(WHAT TO PRODUCE): Filter the records for lines holding the string "text".

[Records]
######

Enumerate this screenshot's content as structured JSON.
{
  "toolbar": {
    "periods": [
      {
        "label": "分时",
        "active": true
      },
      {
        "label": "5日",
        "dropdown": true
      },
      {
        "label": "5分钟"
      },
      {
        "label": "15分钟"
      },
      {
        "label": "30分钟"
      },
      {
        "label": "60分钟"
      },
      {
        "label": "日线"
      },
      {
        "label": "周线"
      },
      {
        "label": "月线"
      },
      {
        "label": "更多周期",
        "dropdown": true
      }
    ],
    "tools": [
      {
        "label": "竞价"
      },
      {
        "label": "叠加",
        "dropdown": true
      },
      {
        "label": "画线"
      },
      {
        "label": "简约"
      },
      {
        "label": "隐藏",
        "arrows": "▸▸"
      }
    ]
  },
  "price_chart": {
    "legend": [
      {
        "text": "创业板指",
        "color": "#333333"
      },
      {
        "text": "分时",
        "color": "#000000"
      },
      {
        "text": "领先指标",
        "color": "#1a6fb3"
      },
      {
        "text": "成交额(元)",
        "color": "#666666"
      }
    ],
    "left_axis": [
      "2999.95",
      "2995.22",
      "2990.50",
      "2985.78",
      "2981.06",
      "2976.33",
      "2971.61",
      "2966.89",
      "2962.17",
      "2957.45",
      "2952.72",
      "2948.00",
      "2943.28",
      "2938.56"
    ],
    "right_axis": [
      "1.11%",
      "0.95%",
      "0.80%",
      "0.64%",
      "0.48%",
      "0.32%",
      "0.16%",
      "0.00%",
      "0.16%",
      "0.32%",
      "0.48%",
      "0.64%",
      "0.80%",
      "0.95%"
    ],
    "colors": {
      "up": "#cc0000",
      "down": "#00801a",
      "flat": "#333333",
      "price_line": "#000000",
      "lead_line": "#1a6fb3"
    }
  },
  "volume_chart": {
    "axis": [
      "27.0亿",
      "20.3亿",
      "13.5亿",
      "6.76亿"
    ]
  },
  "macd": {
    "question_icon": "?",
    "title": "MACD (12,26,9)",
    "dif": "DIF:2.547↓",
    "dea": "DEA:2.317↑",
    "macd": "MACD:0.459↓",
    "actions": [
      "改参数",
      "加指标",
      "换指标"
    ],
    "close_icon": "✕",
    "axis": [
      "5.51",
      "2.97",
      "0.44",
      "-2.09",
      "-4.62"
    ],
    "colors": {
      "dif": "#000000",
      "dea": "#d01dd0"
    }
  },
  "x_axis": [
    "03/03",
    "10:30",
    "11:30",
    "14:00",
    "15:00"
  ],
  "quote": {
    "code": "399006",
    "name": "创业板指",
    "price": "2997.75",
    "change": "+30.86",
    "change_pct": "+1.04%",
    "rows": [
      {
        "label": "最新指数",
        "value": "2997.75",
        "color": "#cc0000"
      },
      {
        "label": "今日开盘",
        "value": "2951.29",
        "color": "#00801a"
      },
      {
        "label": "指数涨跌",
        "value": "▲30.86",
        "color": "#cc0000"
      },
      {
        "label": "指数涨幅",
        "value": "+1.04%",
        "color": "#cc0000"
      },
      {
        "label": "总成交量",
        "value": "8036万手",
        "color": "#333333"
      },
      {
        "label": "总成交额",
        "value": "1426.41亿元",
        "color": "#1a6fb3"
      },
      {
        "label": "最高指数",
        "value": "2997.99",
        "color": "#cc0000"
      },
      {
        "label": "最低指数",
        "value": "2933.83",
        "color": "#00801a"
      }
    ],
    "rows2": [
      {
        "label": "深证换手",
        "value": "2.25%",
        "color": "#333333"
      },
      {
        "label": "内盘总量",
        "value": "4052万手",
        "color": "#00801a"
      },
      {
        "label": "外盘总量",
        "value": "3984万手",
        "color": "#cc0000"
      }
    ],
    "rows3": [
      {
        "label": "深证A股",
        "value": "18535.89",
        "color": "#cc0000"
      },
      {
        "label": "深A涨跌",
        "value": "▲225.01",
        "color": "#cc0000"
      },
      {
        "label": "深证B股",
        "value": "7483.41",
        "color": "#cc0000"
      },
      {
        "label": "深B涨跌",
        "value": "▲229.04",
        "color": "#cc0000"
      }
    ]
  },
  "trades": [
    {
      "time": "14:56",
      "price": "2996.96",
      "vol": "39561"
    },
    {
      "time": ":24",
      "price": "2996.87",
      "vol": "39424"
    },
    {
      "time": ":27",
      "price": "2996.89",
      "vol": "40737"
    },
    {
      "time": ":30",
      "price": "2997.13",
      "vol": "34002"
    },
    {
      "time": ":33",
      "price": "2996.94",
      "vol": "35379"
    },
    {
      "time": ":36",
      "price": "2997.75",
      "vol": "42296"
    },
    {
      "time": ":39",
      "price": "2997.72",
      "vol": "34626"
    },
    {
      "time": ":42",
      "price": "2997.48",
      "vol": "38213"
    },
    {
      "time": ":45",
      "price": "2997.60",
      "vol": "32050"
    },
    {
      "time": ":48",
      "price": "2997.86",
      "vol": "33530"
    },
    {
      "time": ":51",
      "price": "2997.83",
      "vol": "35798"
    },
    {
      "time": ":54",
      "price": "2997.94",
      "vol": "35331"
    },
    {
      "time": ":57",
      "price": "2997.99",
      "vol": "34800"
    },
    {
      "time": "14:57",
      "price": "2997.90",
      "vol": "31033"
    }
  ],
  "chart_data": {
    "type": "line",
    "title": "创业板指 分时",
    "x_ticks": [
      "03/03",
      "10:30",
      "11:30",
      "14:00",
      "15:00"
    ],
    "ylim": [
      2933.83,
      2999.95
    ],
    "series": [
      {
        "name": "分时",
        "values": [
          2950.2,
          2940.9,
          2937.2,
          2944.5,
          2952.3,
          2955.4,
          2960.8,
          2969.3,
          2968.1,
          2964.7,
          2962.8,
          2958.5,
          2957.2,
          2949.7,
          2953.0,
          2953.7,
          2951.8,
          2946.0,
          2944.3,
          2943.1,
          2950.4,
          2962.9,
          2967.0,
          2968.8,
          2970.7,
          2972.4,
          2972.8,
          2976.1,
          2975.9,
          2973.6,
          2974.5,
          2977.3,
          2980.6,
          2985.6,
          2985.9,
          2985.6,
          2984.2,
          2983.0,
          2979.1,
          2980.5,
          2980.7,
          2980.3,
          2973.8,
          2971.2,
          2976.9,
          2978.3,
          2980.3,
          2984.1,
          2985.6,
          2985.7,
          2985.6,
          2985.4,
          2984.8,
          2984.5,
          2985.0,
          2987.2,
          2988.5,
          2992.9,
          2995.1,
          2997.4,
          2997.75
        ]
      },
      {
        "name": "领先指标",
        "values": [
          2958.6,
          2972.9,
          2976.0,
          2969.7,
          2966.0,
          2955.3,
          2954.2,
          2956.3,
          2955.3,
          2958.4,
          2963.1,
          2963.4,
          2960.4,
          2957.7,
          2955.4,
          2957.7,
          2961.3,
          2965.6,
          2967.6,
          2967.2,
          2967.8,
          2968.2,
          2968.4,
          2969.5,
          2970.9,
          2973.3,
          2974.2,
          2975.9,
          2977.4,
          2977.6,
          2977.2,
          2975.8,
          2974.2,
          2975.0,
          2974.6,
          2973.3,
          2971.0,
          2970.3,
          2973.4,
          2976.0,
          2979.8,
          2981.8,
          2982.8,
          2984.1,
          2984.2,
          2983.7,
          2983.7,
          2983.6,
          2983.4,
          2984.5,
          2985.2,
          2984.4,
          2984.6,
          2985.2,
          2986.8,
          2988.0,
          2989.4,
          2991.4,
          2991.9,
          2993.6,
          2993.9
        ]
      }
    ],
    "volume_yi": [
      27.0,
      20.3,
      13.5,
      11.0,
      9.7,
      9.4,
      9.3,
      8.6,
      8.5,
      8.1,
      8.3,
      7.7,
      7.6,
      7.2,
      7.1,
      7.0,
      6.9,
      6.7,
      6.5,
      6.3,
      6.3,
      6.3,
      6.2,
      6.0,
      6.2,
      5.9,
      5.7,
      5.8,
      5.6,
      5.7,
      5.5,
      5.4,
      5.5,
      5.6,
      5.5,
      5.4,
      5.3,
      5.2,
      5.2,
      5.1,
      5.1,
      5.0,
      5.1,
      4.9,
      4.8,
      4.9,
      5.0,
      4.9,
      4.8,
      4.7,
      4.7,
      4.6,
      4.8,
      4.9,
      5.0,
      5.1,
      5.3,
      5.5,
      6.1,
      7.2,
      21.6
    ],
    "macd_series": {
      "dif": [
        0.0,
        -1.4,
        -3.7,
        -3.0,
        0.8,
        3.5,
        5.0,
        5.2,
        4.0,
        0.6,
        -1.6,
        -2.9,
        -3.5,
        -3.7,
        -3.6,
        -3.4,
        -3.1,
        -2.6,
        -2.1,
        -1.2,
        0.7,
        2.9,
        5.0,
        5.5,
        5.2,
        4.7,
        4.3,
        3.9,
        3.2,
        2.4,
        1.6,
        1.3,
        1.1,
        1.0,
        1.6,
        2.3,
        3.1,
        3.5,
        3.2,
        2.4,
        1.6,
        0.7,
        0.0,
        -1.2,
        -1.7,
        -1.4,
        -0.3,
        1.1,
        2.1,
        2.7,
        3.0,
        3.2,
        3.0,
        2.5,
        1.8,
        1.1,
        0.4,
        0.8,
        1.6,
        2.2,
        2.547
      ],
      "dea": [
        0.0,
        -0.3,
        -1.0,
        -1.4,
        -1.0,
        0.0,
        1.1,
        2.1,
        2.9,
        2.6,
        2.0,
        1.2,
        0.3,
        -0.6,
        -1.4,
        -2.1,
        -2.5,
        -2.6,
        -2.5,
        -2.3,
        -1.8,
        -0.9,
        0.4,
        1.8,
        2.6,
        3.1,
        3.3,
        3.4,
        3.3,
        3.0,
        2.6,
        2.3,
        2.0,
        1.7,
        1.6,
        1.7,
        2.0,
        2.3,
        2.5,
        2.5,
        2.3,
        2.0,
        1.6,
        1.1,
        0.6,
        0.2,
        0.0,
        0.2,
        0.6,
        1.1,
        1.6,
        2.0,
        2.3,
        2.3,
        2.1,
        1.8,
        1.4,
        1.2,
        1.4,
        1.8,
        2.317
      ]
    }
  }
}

######

(RESULT):
        "text": "创业板指",
        "text": "分时",
        "text": "领先指标",
        "text": "成交额(元)",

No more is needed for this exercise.